[Collected data entries]
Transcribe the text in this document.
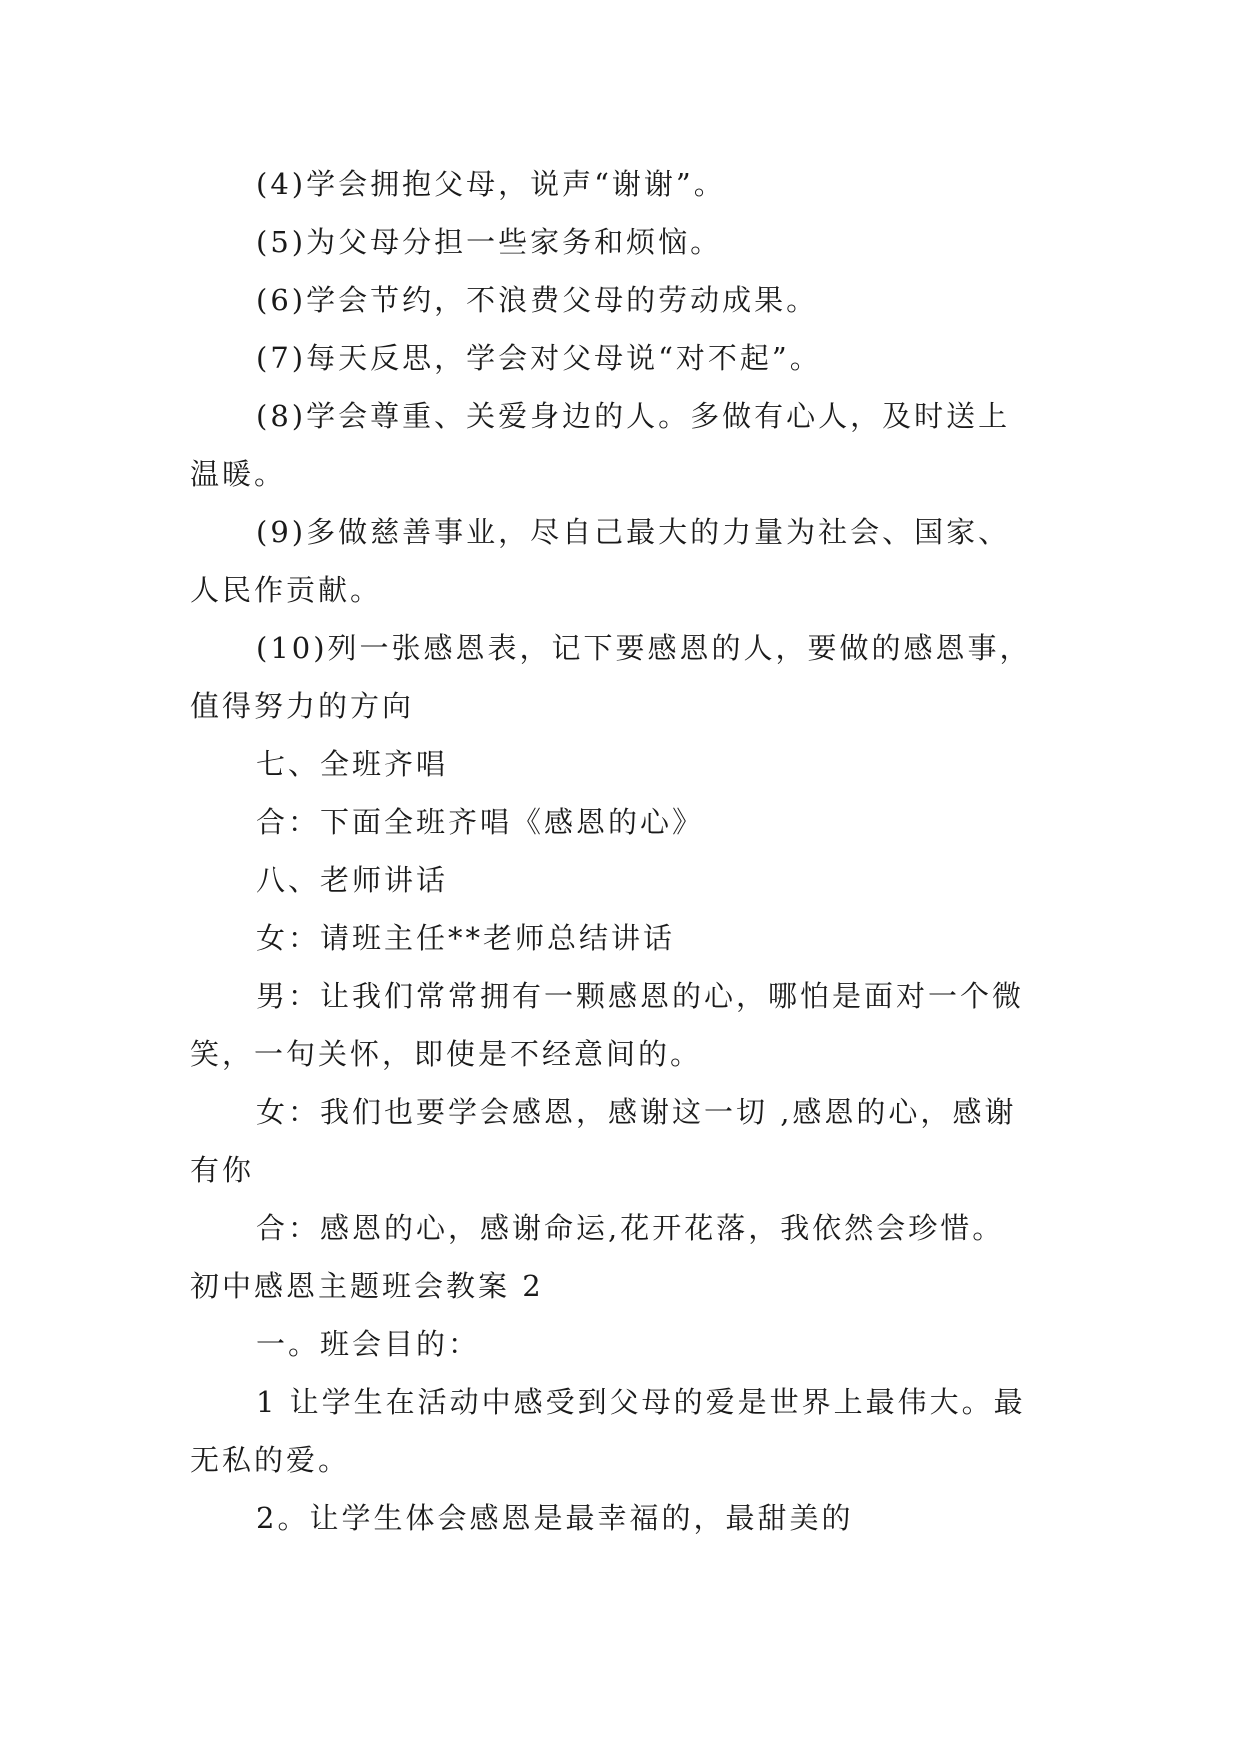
(4)学会拥抱父母，说声“谢谢”。

(5)为父母分担一些家务和烦恼。

(6)学会节约，不浪费父母的劳动成果。

(7)每天反思，学会对父母说“对不起”。

(8)学会尊重、关爱身边的人。多做有心人，及时送上

温暖。

(9)多做慈善事业，尽自己最大的力量为社会、国家、

人民作贡献。

(10)列一张感恩表，记下要感恩的人，要做的感恩事，

值得努力的方向

七、全班齐唱

合：下面全班齐唱《感恩的心》

八、老师讲话

女：请班主任**老师总结讲话

男：让我们常常拥有一颗感恩的心，哪怕是面对一个微

笑，一句关怀，即使是不经意间的。

女：我们也要学会感恩，感谢这一切 ,感恩的心，感谢

有你

合：感恩的心，感谢命运,花开花落，我依然会珍惜。

初中感恩主题班会教案 2

一。班会目的：

1 让学生在活动中感受到父母的爱是世界上最伟大。最

无私的爱。

2。让学生体会感恩是最幸福的，最甜美的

-- Task to complete --
Please write out all of the material above without changing a word, and omit any pictures.

-- Solution to the exercise --
Transcribe the text in this document.
(4)学会拥抱父母，说声“谢谢”。

(5)为父母分担一些家务和烦恼。

(6)学会节约，不浪费父母的劳动成果。

(7)每天反思，学会对父母说“对不起”。

(8)学会尊重、关爱身边的人。多做有心人，及时送上

温暖。

(9)多做慈善事业，尽自己最大的力量为社会、国家、

人民作贡献。

(10)列一张感恩表，记下要感恩的人，要做的感恩事，

值得努力的方向

七、全班齐唱

合：下面全班齐唱《感恩的心》

八、老师讲话

女：请班主任**老师总结讲话

男：让我们常常拥有一颗感恩的心，哪怕是面对一个微

笑，一句关怀，即使是不经意间的。

女：我们也要学会感恩，感谢这一切 ,感恩的心，感谢

有你

合：感恩的心，感谢命运,花开花落，我依然会珍惜。

初中感恩主题班会教案 2

一。班会目的：

1 让学生在活动中感受到父母的爱是世界上最伟大。最

无私的爱。

2。让学生体会感恩是最幸福的，最甜美的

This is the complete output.